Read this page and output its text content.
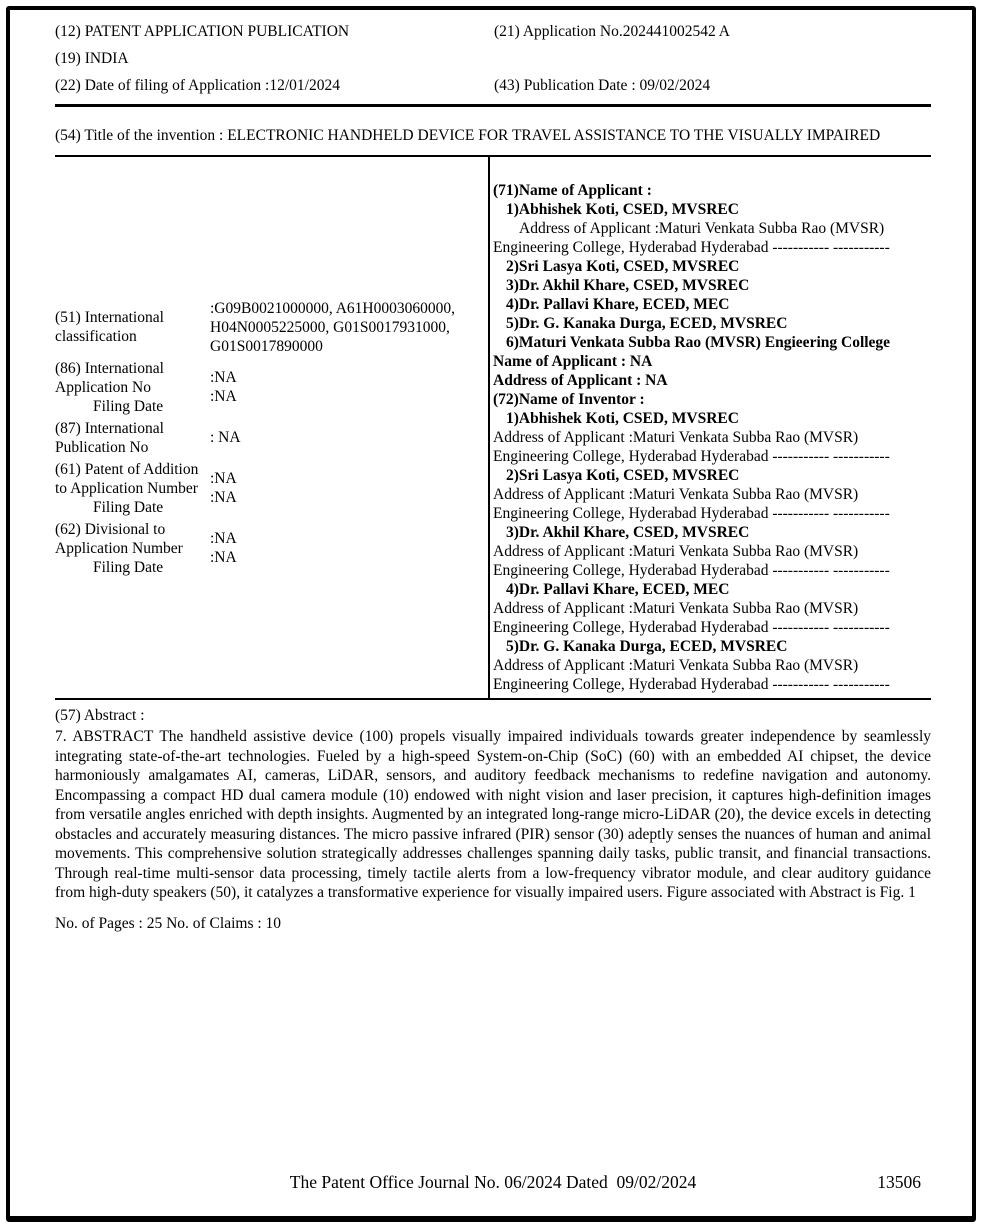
(12) PATENT APPLICATION PUBLICATION	(21) Application No.202441002542 A
(19) INDIA
(22) Date of filing of Application :12/01/2024	(43) Publication Date : 09/02/2024
(54) Title of the invention : ELECTRONIC HANDHELD DEVICE FOR TRAVEL ASSISTANCE TO THE VISUALLY IMPAIRED
(51) International
classification
:G09B0021000000, A61H0003060000, H04N0005225000, G01S0017931000, G01S0017890000
(86) International
Application No
Filing Date
:NA
:NA
(87) International
Publication No
: NA
(61) Patent of Addition
to Application Number
Filing Date
:NA
:NA
(62) Divisional to
Application Number
Filing Date
:NA
:NA
(71)Name of Applicant :
1)Abhishek Koti, CSED, MVSREC
Address of Applicant :Maturi Venkata Subba Rao (MVSR)
Engineering College, Hyderabad Hyderabad ----------- -----------
2)Sri Lasya Koti, CSED, MVSREC
3)Dr. Akhil Khare, CSED, MVSREC
4)Dr. Pallavi Khare, ECED, MEC
5)Dr. G. Kanaka Durga, ECED, MVSREC
6)Maturi Venkata Subba Rao (MVSR) Engieering College
Name of Applicant : NA
Address of Applicant : NA
(72)Name of Inventor :
1)Abhishek Koti, CSED, MVSREC
Address of Applicant :Maturi Venkata Subba Rao (MVSR)
Engineering College, Hyderabad Hyderabad ----------- -----------
2)Sri Lasya Koti, CSED, MVSREC
Address of Applicant :Maturi Venkata Subba Rao (MVSR)
Engineering College, Hyderabad Hyderabad ----------- -----------
3)Dr. Akhil Khare, CSED, MVSREC
Address of Applicant :Maturi Venkata Subba Rao (MVSR)
Engineering College, Hyderabad Hyderabad ----------- -----------
4)Dr. Pallavi Khare, ECED, MEC
Address of Applicant :Maturi Venkata Subba Rao (MVSR)
Engineering College, Hyderabad Hyderabad ----------- -----------
5)Dr. G. Kanaka Durga, ECED, MVSREC
Address of Applicant :Maturi Venkata Subba Rao (MVSR)
Engineering College, Hyderabad Hyderabad ----------- -----------
(57) Abstract :
7. ABSTRACT The handheld assistive device (100) propels visually impaired individuals towards greater independence by seamlessly integrating state-of-the-art technologies. Fueled by a high-speed System-on-Chip (SoC) (60) with an embedded AI chipset, the device harmoniously amalgamates AI, cameras, LiDAR, sensors, and auditory feedback mechanisms to redefine navigation and autonomy. Encompassing a compact HD dual camera module (10) endowed with night vision and laser precision, it captures high-definition images from versatile angles enriched with depth insights. Augmented by an integrated long-range micro-LiDAR (20), the device excels in detecting obstacles and accurately measuring distances. The micro passive infrared (PIR) sensor (30) adeptly senses the nuances of human and animal movements. This comprehensive solution strategically addresses challenges spanning daily tasks, public transit, and financial transactions. Through real-time multi-sensor data processing, timely tactile alerts from a low-frequency vibrator module, and clear auditory guidance from high-duty speakers (50), it catalyzes a transformative experience for visually impaired users. Figure associated with Abstract is Fig. 1
No. of Pages : 25 No. of Claims : 10
The Patent Office Journal No. 06/2024 Dated  09/02/2024	13506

:: Objective ::
All preceding records should be duplicated verbatim, images excepted.

:: Solution below ::
Read this page and output its text content.
(12) PATENT APPLICATION PUBLICATION	(21) Application No.202441002542 A
(19) INDIA
(22) Date of filing of Application :12/01/2024	(43) Publication Date : 09/02/2024
(54) Title of the invention : ELECTRONIC HANDHELD DEVICE FOR TRAVEL ASSISTANCE TO THE VISUALLY IMPAIRED
(51) International
classification
:G09B0021000000, A61H0003060000, H04N0005225000, G01S0017931000, G01S0017890000
(86) International
Application No
Filing Date
:NA
:NA
(87) International
Publication No
: NA
(61) Patent of Addition
to Application Number
Filing Date
:NA
:NA
(62) Divisional to
Application Number
Filing Date
:NA
:NA
(71)Name of Applicant :
1)Abhishek Koti, CSED, MVSREC
Address of Applicant :Maturi Venkata Subba Rao (MVSR)
Engineering College, Hyderabad Hyderabad ----------- -----------
2)Sri Lasya Koti, CSED, MVSREC
3)Dr. Akhil Khare, CSED, MVSREC
4)Dr. Pallavi Khare, ECED, MEC
5)Dr. G. Kanaka Durga, ECED, MVSREC
6)Maturi Venkata Subba Rao (MVSR) Engieering College
Name of Applicant : NA
Address of Applicant : NA
(72)Name of Inventor :
1)Abhishek Koti, CSED, MVSREC
Address of Applicant :Maturi Venkata Subba Rao (MVSR)
Engineering College, Hyderabad Hyderabad ----------- -----------
2)Sri Lasya Koti, CSED, MVSREC
Address of Applicant :Maturi Venkata Subba Rao (MVSR)
Engineering College, Hyderabad Hyderabad ----------- -----------
3)Dr. Akhil Khare, CSED, MVSREC
Address of Applicant :Maturi Venkata Subba Rao (MVSR)
Engineering College, Hyderabad Hyderabad ----------- -----------
4)Dr. Pallavi Khare, ECED, MEC
Address of Applicant :Maturi Venkata Subba Rao (MVSR)
Engineering College, Hyderabad Hyderabad ----------- -----------
5)Dr. G. Kanaka Durga, ECED, MVSREC
Address of Applicant :Maturi Venkata Subba Rao (MVSR)
Engineering College, Hyderabad Hyderabad ----------- -----------
(57) Abstract :
7. ABSTRACT The handheld assistive device (100) propels visually impaired individuals towards greater independence by seamlessly integrating state-of-the-art technologies. Fueled by a high-speed System-on-Chip (SoC) (60) with an embedded AI chipset, the device harmoniously amalgamates AI, cameras, LiDAR, sensors, and auditory feedback mechanisms to redefine navigation and autonomy. Encompassing a compact HD dual camera module (10) endowed with night vision and laser precision, it captures high-definition images from versatile angles enriched with depth insights. Augmented by an integrated long-range micro-LiDAR (20), the device excels in detecting obstacles and accurately measuring distances. The micro passive infrared (PIR) sensor (30) adeptly senses the nuances of human and animal movements. This comprehensive solution strategically addresses challenges spanning daily tasks, public transit, and financial transactions. Through real-time multi-sensor data processing, timely tactile alerts from a low-frequency vibrator module, and clear auditory guidance from high-duty speakers (50), it catalyzes a transformative experience for visually impaired users. Figure associated with Abstract is Fig. 1
No. of Pages : 25 No. of Claims : 10
The Patent Office Journal No. 06/2024 Dated  09/02/2024	13506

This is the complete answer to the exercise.